» Task brief:
Skip the images and copy each record exactly as written.

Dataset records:
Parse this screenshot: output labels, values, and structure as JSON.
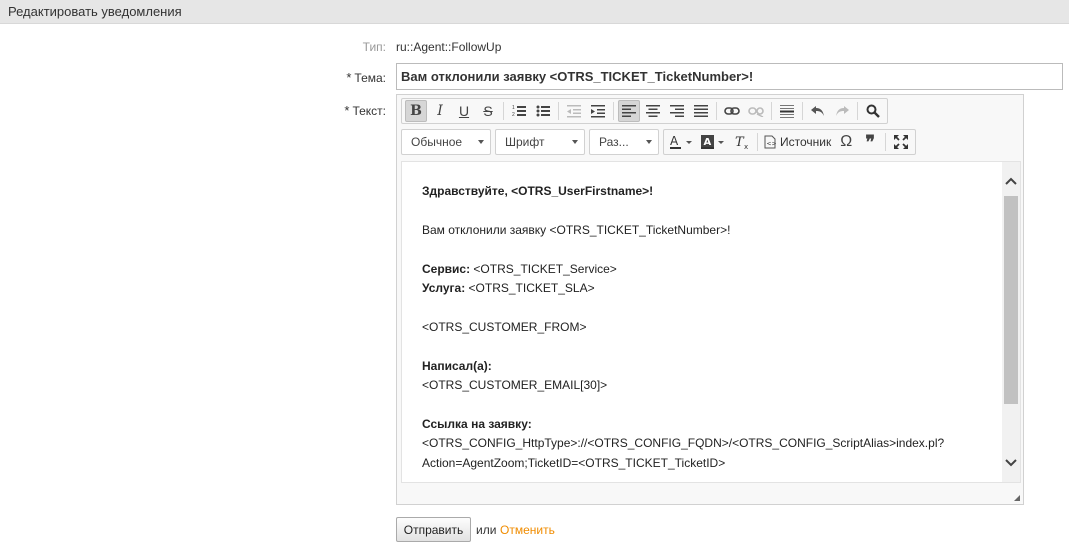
{
  "header": {
    "title": "Редактировать уведомления"
  },
  "form": {
    "type_label": "Тип:",
    "type_value": "ru::Agent::FollowUp",
    "subject_label": "Тема:",
    "subject_value": "Вам отклонили заявку <OTRS_TICKET_TicketNumber>!",
    "text_label": "Текст:",
    "required_mark": "*"
  },
  "toolbar": {
    "format_combo": "Обычное",
    "font_combo": "Шрифт",
    "size_combo": "Раз...",
    "source_label": "Источник"
  },
  "body": {
    "greeting": "Здравствуйте, <OTRS_UserFirstname>!",
    "line_rejected": "Вам отклонили заявку <OTRS_TICKET_TicketNumber>!",
    "service_label": "Сервис:",
    "service_value": " <OTRS_TICKET_Service>",
    "sla_label": "Услуга:",
    "sla_value": " <OTRS_TICKET_SLA>",
    "customer_from": "<OTRS_CUSTOMER_FROM>",
    "wrote_label": "Написал(а):",
    "customer_email": "<OTRS_CUSTOMER_EMAIL[30]>",
    "link_label": "Ссылка на заявку:",
    "link_line1": "<OTRS_CONFIG_HttpType>://<OTRS_CONFIG_FQDN>/<OTRS_CONFIG_ScriptAlias>index.pl?",
    "link_line2": "Action=AgentZoom;TicketID=<OTRS_TICKET_TicketID>"
  },
  "actions": {
    "submit_label": "Отправить",
    "or_text": "или",
    "cancel_label": "Отменить"
  }
}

» Task output:
Parse this screenshot: output labels, values, and structure as JSON.
{
  "header": {
    "title": "Редактировать уведомления"
  },
  "form": {
    "type_label": "Тип:",
    "type_value": "ru::Agent::FollowUp",
    "subject_label": "Тема:",
    "subject_value": "Вам отклонили заявку <OTRS_TICKET_TicketNumber>!",
    "text_label": "Текст:",
    "required_mark": "*"
  },
  "toolbar": {
    "format_combo": "Обычное",
    "font_combo": "Шрифт",
    "size_combo": "Раз...",
    "source_label": "Источник"
  },
  "body": {
    "greeting": "Здравствуйте, <OTRS_UserFirstname>!",
    "line_rejected": "Вам отклонили заявку <OTRS_TICKET_TicketNumber>!",
    "service_label": "Сервис:",
    "service_value": " <OTRS_TICKET_Service>",
    "sla_label": "Услуга:",
    "sla_value": " <OTRS_TICKET_SLA>",
    "customer_from": "<OTRS_CUSTOMER_FROM>",
    "wrote_label": "Написал(а):",
    "customer_email": "<OTRS_CUSTOMER_EMAIL[30]>",
    "link_label": "Ссылка на заявку:",
    "link_line1": "<OTRS_CONFIG_HttpType>://<OTRS_CONFIG_FQDN>/<OTRS_CONFIG_ScriptAlias>index.pl?",
    "link_line2": "Action=AgentZoom;TicketID=<OTRS_TICKET_TicketID>"
  },
  "actions": {
    "submit_label": "Отправить",
    "or_text": "или",
    "cancel_label": "Отменить"
  }
}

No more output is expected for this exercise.